■ **What the exercise asks**
Without skipping anything, write out each record below exactly.
==== Material to process ====
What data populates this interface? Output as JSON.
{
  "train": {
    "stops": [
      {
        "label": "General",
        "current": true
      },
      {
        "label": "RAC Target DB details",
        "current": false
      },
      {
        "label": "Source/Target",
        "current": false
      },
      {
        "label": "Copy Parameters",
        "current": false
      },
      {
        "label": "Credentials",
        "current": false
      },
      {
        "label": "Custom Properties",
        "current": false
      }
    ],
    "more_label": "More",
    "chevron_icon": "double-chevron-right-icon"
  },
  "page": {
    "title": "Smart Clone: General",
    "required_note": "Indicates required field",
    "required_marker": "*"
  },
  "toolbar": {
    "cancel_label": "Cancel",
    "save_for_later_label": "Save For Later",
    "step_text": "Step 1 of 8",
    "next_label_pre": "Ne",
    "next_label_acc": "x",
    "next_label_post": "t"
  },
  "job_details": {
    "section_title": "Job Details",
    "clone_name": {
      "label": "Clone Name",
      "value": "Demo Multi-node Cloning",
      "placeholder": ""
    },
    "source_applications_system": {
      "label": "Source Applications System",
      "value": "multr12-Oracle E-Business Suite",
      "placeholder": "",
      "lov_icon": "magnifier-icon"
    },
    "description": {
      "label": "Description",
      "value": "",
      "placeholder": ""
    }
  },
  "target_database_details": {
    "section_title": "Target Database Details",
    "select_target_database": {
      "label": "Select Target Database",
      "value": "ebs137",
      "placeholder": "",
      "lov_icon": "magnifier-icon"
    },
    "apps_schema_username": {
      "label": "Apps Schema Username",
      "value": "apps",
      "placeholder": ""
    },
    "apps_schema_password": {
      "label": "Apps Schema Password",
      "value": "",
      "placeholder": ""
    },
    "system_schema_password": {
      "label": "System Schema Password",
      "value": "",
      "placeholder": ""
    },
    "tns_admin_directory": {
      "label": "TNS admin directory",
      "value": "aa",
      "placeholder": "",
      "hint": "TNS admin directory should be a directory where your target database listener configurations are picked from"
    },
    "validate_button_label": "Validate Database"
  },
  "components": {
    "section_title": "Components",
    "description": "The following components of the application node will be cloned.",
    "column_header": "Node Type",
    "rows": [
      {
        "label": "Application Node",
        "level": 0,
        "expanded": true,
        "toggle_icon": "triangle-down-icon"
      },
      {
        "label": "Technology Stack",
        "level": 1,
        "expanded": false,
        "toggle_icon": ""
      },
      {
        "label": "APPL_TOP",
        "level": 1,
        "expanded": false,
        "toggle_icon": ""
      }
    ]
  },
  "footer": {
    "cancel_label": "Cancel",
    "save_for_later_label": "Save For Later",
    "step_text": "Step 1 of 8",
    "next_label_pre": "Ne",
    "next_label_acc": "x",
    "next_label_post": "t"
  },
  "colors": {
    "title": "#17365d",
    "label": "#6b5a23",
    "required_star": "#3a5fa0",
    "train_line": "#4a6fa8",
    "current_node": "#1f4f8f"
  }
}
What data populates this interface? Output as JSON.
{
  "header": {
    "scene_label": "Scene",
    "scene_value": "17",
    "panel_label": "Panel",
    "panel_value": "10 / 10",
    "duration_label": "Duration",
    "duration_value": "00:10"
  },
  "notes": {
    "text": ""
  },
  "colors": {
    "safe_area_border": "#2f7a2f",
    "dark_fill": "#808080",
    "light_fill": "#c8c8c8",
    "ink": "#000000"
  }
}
====
■ **Solution to this task**
What data populates this interface? Output as JSON.
{
  "train": {
    "stops": [
      {
        "label": "General",
        "current": true
      },
      {
        "label": "RAC Target DB details",
        "current": false
      },
      {
        "label": "Source/Target",
        "current": false
      },
      {
        "label": "Copy Parameters",
        "current": false
      },
      {
        "label": "Credentials",
        "current": false
      },
      {
        "label": "Custom Properties",
        "current": false
      }
    ],
    "more_label": "More",
    "chevron_icon": "double-chevron-right-icon"
  },
  "page": {
    "title": "Smart Clone: General",
    "required_note": "Indicates required field",
    "required_marker": "*"
  },
  "toolbar": {
    "cancel_label": "Cancel",
    "save_for_later_label": "Save For Later",
    "step_text": "Step 1 of 8",
    "next_label_pre": "Ne",
    "next_label_acc": "x",
    "next_label_post": "t"
  },
  "job_details": {
    "section_title": "Job Details",
    "clone_name": {
      "label": "Clone Name",
      "value": "Demo Multi-node Cloning",
      "placeholder": ""
    },
    "source_applications_system": {
      "label": "Source Applications System",
      "value": "multr12-Oracle E-Business Suite",
      "placeholder": "",
      "lov_icon": "magnifier-icon"
    },
    "description": {
      "label": "Description",
      "value": "",
      "placeholder": ""
    }
  },
  "target_database_details": {
    "section_title": "Target Database Details",
    "select_target_database": {
      "label": "Select Target Database",
      "value": "ebs137",
      "placeholder": "",
      "lov_icon": "magnifier-icon"
    },
    "apps_schema_username": {
      "label": "Apps Schema Username",
      "value": "apps",
      "placeholder": ""
    },
    "apps_schema_password": {
      "label": "Apps Schema Password",
      "value": "",
      "placeholder": ""
    },
    "system_schema_password": {
      "label": "System Schema Password",
      "value": "",
      "placeholder": ""
    },
    "tns_admin_directory": {
      "label": "TNS admin directory",
      "value": "aa",
      "placeholder": "",
      "hint": "TNS admin directory should be a directory where your target database listener configurations are picked from"
    },
    "validate_button_label": "Validate Database"
  },
  "components": {
    "section_title": "Components",
    "description": "The following components of the application node will be cloned.",
    "column_header": "Node Type",
    "rows": [
      {
        "label": "Application Node",
        "level": 0,
        "expanded": true,
        "toggle_icon": "triangle-down-icon"
      },
      {
        "label": "Technology Stack",
        "level": 1,
        "expanded": false,
        "toggle_icon": ""
      },
      {
        "label": "APPL_TOP",
        "level": 1,
        "expanded": false,
        "toggle_icon": ""
      }
    ]
  },
  "footer": {
    "cancel_label": "Cancel",
    "save_for_later_label": "Save For Later",
    "step_text": "Step 1 of 8",
    "next_label_pre": "Ne",
    "next_label_acc": "x",
    "next_label_post": "t"
  },
  "colors": {
    "title": "#17365d",
    "label": "#6b5a23",
    "required_star": "#3a5fa0",
    "train_line": "#4a6fa8",
    "current_node": "#1f4f8f"
  }
}
What data populates this interface? Output as JSON.
{
  "header": {
    "scene_label": "Scene",
    "scene_value": "17",
    "panel_label": "Panel",
    "panel_value": "10 / 10",
    "duration_label": "Duration",
    "duration_value": "00:10"
  },
  "notes": {
    "text": ""
  },
  "colors": {
    "safe_area_border": "#2f7a2f",
    "dark_fill": "#808080",
    "light_fill": "#c8c8c8",
    "ink": "#000000"
  }
}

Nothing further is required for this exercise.